SET EXERCISE.
Return every line of the records that contains the string "focal", treating uppercase and lowercase as different.

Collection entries
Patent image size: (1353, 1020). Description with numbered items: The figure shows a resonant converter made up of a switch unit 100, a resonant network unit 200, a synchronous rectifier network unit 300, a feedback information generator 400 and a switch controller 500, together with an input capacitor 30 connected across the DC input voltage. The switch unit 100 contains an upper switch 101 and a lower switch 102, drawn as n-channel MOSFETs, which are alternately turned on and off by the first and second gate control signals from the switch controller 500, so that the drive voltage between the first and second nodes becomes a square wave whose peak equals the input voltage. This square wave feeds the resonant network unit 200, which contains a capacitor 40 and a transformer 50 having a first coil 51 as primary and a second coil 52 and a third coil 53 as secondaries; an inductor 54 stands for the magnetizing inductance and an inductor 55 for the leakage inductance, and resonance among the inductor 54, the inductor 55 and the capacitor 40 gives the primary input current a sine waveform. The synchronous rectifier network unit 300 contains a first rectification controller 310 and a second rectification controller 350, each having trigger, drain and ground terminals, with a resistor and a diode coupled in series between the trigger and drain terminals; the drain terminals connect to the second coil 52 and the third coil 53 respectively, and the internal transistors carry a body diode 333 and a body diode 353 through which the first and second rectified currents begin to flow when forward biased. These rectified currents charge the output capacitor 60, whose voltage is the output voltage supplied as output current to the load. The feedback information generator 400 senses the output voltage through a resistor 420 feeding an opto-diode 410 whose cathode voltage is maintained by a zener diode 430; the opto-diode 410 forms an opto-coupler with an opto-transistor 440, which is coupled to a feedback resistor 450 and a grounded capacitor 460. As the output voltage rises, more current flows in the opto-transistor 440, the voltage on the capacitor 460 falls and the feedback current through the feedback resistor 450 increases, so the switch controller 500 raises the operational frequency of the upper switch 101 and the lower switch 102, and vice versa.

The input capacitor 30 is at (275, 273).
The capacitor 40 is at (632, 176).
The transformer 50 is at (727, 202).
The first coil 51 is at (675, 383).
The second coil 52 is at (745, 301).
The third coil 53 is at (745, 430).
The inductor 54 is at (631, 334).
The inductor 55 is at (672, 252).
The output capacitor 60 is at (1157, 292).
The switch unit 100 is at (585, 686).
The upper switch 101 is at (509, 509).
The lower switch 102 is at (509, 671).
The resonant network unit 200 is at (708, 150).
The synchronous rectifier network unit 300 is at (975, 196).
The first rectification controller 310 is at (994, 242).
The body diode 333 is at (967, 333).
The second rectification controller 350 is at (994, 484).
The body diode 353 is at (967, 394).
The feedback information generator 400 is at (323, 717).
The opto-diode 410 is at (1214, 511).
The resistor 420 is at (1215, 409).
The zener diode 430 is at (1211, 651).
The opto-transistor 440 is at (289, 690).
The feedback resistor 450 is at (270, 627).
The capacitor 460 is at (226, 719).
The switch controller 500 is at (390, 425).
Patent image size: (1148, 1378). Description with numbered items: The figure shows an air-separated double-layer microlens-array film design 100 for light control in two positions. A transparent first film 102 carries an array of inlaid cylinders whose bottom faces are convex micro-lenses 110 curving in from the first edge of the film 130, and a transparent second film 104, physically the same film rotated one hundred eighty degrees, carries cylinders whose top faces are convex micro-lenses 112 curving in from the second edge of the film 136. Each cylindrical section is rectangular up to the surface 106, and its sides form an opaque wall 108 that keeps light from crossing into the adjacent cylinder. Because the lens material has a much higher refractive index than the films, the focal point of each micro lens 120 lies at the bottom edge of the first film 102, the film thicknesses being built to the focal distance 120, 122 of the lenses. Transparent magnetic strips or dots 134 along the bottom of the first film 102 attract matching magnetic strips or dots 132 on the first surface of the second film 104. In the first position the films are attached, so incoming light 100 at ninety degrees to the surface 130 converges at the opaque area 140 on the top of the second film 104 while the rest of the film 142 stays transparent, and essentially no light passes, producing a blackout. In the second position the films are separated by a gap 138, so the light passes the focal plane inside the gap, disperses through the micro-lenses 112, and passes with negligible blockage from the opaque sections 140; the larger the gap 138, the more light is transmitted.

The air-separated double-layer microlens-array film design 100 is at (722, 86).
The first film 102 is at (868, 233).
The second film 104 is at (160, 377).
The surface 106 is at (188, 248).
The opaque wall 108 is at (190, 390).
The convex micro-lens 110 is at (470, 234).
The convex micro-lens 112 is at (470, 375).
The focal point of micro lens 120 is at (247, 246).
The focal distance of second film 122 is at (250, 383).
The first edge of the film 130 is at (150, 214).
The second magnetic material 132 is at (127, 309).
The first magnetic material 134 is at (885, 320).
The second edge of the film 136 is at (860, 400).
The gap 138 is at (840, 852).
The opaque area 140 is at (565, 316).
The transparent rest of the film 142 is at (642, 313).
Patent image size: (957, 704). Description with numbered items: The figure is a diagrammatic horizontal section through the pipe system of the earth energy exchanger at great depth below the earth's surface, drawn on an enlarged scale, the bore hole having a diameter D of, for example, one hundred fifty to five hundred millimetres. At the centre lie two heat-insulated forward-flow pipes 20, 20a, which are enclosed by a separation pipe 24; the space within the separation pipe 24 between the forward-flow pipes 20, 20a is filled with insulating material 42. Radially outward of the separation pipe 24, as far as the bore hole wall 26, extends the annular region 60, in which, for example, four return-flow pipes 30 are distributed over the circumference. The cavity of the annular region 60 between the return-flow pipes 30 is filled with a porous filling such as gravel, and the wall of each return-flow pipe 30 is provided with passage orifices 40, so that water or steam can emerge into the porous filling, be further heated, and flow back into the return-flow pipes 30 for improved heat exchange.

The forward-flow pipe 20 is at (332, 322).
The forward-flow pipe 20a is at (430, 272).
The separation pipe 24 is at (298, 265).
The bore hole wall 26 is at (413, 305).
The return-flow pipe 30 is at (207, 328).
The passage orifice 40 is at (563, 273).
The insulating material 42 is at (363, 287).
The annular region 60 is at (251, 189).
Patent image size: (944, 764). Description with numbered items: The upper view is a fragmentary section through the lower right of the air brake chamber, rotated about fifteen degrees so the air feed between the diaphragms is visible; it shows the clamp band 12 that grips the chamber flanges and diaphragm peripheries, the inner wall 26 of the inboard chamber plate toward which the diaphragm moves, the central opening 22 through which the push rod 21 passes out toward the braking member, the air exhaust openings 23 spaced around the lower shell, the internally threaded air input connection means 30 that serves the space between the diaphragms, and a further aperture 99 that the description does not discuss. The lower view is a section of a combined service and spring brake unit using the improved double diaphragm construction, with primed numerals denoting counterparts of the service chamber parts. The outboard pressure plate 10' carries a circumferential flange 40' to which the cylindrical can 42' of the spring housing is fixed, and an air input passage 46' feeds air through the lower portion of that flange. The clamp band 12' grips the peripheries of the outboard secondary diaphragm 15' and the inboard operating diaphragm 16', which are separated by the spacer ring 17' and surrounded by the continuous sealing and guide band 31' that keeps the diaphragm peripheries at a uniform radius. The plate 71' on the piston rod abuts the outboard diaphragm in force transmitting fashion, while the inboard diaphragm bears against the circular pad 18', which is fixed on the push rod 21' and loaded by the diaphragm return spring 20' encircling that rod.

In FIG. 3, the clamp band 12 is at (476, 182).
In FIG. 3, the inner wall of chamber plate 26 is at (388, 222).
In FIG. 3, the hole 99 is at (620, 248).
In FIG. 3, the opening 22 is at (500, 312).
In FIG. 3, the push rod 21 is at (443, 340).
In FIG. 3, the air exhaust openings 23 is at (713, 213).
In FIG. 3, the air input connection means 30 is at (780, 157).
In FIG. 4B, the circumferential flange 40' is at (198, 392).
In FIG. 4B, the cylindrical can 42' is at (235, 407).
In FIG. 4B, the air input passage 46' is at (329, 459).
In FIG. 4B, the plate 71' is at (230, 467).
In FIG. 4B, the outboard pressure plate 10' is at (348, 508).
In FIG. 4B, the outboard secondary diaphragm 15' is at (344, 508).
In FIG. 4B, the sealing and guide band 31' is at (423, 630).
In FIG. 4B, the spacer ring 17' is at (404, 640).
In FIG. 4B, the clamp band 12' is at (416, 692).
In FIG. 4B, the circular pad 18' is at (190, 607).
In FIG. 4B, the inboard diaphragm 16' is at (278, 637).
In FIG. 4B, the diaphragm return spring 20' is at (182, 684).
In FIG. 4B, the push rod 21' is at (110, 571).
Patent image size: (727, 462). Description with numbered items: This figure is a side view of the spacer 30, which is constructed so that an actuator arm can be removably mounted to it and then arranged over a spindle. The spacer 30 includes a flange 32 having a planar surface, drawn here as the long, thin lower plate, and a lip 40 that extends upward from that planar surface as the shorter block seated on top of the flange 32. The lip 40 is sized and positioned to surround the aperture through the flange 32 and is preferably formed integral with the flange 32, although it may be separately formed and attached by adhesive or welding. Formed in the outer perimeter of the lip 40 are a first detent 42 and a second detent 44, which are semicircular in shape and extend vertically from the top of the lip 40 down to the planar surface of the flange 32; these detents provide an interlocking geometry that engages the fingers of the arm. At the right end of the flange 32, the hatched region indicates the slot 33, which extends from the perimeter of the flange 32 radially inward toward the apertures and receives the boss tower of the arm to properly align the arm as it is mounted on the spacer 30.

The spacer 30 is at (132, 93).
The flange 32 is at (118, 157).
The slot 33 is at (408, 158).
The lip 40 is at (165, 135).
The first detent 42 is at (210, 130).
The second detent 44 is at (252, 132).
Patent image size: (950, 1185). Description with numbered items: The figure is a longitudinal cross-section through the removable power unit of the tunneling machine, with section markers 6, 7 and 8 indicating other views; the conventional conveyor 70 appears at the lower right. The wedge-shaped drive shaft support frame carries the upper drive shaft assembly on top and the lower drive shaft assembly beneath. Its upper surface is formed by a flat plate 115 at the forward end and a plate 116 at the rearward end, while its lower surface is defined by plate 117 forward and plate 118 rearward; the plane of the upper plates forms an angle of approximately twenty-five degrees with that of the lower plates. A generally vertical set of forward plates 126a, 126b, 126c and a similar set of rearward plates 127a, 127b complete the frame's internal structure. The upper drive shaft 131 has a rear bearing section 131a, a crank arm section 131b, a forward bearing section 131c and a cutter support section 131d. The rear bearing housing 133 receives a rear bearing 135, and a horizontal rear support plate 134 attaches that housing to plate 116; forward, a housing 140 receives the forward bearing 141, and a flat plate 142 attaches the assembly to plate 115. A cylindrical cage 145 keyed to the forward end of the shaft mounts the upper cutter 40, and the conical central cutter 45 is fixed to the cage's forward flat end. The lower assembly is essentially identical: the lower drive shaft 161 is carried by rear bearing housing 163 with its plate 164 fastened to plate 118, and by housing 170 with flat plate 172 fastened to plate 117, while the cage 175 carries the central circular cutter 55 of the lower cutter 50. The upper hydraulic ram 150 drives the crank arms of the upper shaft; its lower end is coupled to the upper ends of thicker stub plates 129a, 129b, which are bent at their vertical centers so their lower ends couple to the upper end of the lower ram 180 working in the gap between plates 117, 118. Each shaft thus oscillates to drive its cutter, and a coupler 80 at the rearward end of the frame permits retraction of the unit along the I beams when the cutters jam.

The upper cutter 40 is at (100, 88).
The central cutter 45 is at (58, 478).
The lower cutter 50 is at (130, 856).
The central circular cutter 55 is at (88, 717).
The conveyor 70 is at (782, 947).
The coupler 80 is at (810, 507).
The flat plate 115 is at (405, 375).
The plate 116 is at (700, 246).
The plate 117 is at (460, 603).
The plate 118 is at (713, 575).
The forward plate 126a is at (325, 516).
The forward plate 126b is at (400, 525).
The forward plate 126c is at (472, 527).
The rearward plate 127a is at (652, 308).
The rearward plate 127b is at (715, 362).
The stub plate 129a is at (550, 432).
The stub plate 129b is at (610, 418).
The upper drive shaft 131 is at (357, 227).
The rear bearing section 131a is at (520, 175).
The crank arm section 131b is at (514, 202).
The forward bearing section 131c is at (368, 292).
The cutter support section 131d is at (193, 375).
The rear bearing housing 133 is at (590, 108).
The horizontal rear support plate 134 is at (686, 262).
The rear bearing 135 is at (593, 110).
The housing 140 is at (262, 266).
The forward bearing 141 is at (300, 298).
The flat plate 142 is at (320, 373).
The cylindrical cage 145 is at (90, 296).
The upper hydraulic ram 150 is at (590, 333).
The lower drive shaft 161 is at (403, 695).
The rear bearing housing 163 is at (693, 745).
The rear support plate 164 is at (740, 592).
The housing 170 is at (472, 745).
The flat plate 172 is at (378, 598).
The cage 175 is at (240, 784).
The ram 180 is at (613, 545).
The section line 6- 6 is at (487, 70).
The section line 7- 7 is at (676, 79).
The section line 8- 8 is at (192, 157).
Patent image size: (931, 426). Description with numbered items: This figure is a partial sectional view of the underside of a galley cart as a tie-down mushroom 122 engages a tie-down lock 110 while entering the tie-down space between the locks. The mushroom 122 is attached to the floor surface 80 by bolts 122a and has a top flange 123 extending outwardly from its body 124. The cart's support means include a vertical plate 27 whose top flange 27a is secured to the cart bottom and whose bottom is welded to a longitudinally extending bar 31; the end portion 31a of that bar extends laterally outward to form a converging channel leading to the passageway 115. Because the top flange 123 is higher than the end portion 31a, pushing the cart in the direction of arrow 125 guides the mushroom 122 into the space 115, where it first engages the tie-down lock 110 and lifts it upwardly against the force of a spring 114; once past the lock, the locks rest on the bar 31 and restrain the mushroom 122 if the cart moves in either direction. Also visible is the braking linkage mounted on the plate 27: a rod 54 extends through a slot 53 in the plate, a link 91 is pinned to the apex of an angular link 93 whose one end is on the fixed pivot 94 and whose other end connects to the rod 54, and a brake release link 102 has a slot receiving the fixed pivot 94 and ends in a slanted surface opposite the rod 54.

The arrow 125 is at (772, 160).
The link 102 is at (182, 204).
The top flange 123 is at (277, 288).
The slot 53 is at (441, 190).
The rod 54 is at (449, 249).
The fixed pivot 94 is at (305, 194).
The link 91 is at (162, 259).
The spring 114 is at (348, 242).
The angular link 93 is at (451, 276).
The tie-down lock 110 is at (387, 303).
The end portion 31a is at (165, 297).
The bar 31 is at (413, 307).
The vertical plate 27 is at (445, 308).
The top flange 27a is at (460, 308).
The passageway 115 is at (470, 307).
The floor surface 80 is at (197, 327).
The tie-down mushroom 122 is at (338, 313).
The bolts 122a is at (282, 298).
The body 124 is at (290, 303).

SOLUTION TO THIS PROBLEM.
Patent image size: (1148, 1378). Description with numbered items: The figure shows an air-separated double-layer microlens-array film design 100 for light control in two positions. A transparent first film 102 carries an array of inlaid cylinders whose bottom faces are convex micro-lenses 110 curving in from the first edge of the film 130, and a transparent second film 104, physically the same film rotated one hundred eighty degrees, carries cylinders whose top faces are convex micro-lenses 112 curving in from the second edge of the film 136. Each cylindrical section is rectangular up to the surface 106, and its sides form an opaque wall 108 that keeps light from crossing into the adjacent cylinder. Because the lens material has a much higher refractive index than the films, the focal point of each micro lens 120 lies at the bottom edge of the first film 102, the film thicknesses being built to the focal distance 120, 122 of the lenses. Transparent magnetic strips or dots 134 along the bottom of the first film 102 attract matching magnetic strips or dots 132 on the first surface of the second film 104. In the first position the films are attached, so incoming light 100 at ninety degrees to the surface 130 converges at the opaque area 140 on the top of the second film 104 while the rest of the film 142 stays transparent, and essentially no light passes, producing a blackout. In the second position the films are separated by a gap 138, so the light passes the focal plane inside the gap, disperses through the micro-lenses 112, and passes with negligible blockage from the opaque sections 140; the larger the gap 138, the more light is transmitted.
The focal point of micro lens 120 is at (247, 246).
The focal distance of second film 122 is at (250, 383).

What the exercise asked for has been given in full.